-- start --
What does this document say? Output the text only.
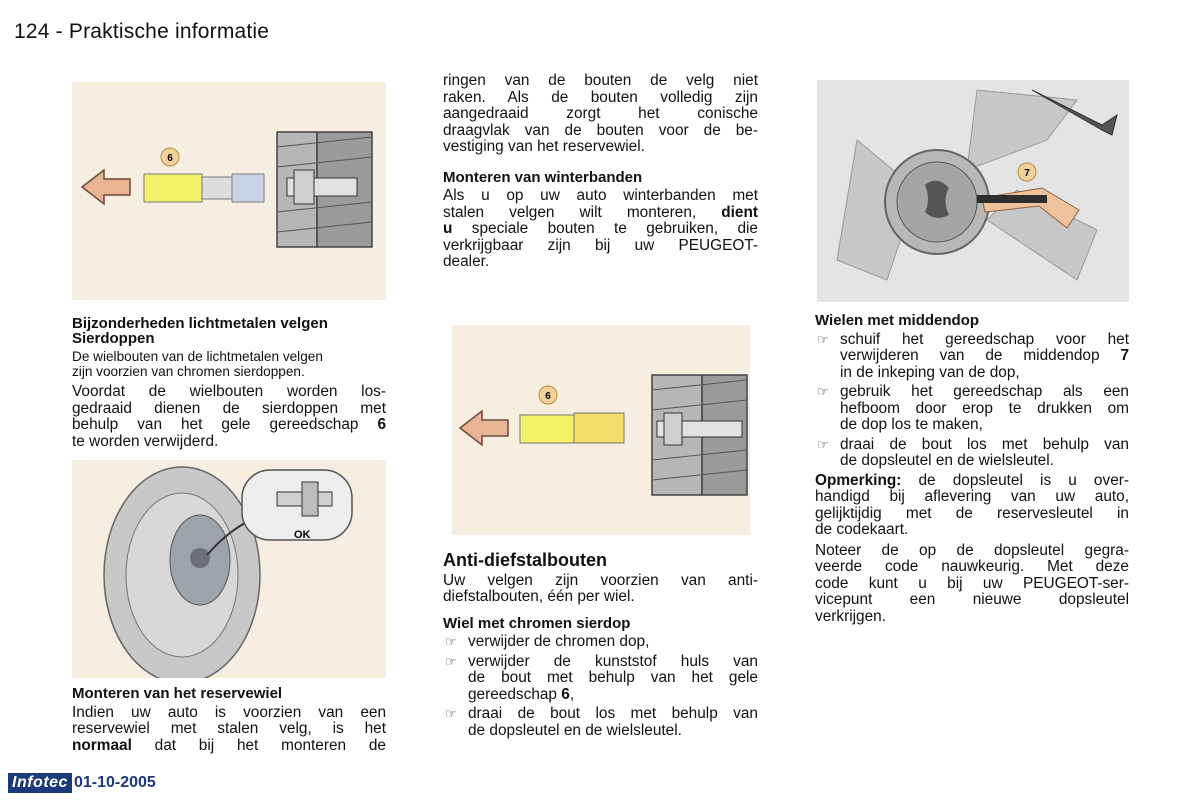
124 - Praktische informatie
6
Bijzonderheden lichtmetalen velgen
Sierdoppen
De wielbouten van de lichtmetalen velgen
zijn voorzien van chromen sierdoppen.
Voordat de wielbouten worden los-
gedraaid dienen de sierdoppen met
behulp van het gele gereedschap 6
te worden verwijderd.
OK
Monteren van het reservewiel
Indien uw auto is voorzien van een
reservewiel met stalen velg, is het
normaal dat bij het monteren de
ringen van de bouten de velg niet
raken. Als de bouten volledig zijn
aangedraaid zorgt het conische
draagvlak van de bouten voor de be-
vestiging van het reservewiel.
Monteren van winterbanden
Als u op uw auto winterbanden met
stalen velgen wilt monteren, dient
u speciale bouten te gebruiken, die
verkrijgbaar zijn bij uw PEUGEOT-
dealer.
6
Anti-diefstalbouten
Uw velgen zijn voorzien van anti-
diefstalbouten, één per wiel.
Wiel met chromen sierdop
☞ verwijder de chromen dop,
☞ verwijder de kunststof huls van
de bout met behulp van het gele
gereedschap 6,
☞ draai de bout los met behulp van
de dopsleutel en de wielsleutel.
7
Wielen met middendop
☞ schuif het gereedschap voor het
verwijderen van de middendop 7
in de inkeping van de dop,
☞ gebruik het gereedschap als een
hefboom door erop te drukken om
de dop los te maken,
☞ draai de bout los met behulp van
de dopsleutel en de wielsleutel.
Opmerking: de dopsleutel is u over-
handigd bij aflevering van uw auto,
gelijktijdig met de reservesleutel in
de codekaart.
Noteer de op de dopsleutel gegra-
veerde code nauwkeurig. Met deze
code kunt u bij uw PEUGEOT-ser-
vicepunt een nieuwe dopsleutel
verkrijgen.
Infotec 01-10-2005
-- end --
Except for the pictures, copy the material above exactly.

• FULL SOLUTION
What does this document say? Output the text only.
124 - Praktische informatie
6
Bijzonderheden lichtmetalen velgen
Sierdoppen
De wielbouten van de lichtmetalen velgen
zijn voorzien van chromen sierdoppen.
Voordat de wielbouten worden los-
gedraaid dienen de sierdoppen met
behulp van het gele gereedschap 6
te worden verwijderd.
OK
Monteren van het reservewiel
Indien uw auto is voorzien van een
reservewiel met stalen velg, is het
normaal dat bij het monteren de
ringen van de bouten de velg niet
raken. Als de bouten volledig zijn
aangedraaid zorgt het conische
draagvlak van de bouten voor de be-
vestiging van het reservewiel.
Monteren van winterbanden
Als u op uw auto winterbanden met
stalen velgen wilt monteren, dient
u speciale bouten te gebruiken, die
verkrijgbaar zijn bij uw PEUGEOT-
dealer.
6
Anti-diefstalbouten
Uw velgen zijn voorzien van anti-
diefstalbouten, één per wiel.
Wiel met chromen sierdop
☞ verwijder de chromen dop,
☞ verwijder de kunststof huls van
de bout met behulp van het gele
gereedschap 6,
☞ draai de bout los met behulp van
de dopsleutel en de wielsleutel.
7
Wielen met middendop
☞ schuif het gereedschap voor het
verwijderen van de middendop 7
in de inkeping van de dop,
☞ gebruik het gereedschap als een
hefboom door erop te drukken om
de dop los te maken,
☞ draai de bout los met behulp van
de dopsleutel en de wielsleutel.
Opmerking: de dopsleutel is u over-
handigd bij aflevering van uw auto,
gelijktijdig met de reservesleutel in
de codekaart.
Noteer de op de dopsleutel gegra-
veerde code nauwkeurig. Met deze
code kunt u bij uw PEUGEOT-ser-
vicepunt een nieuwe dopsleutel
verkrijgen.
Infotec 01-10-2005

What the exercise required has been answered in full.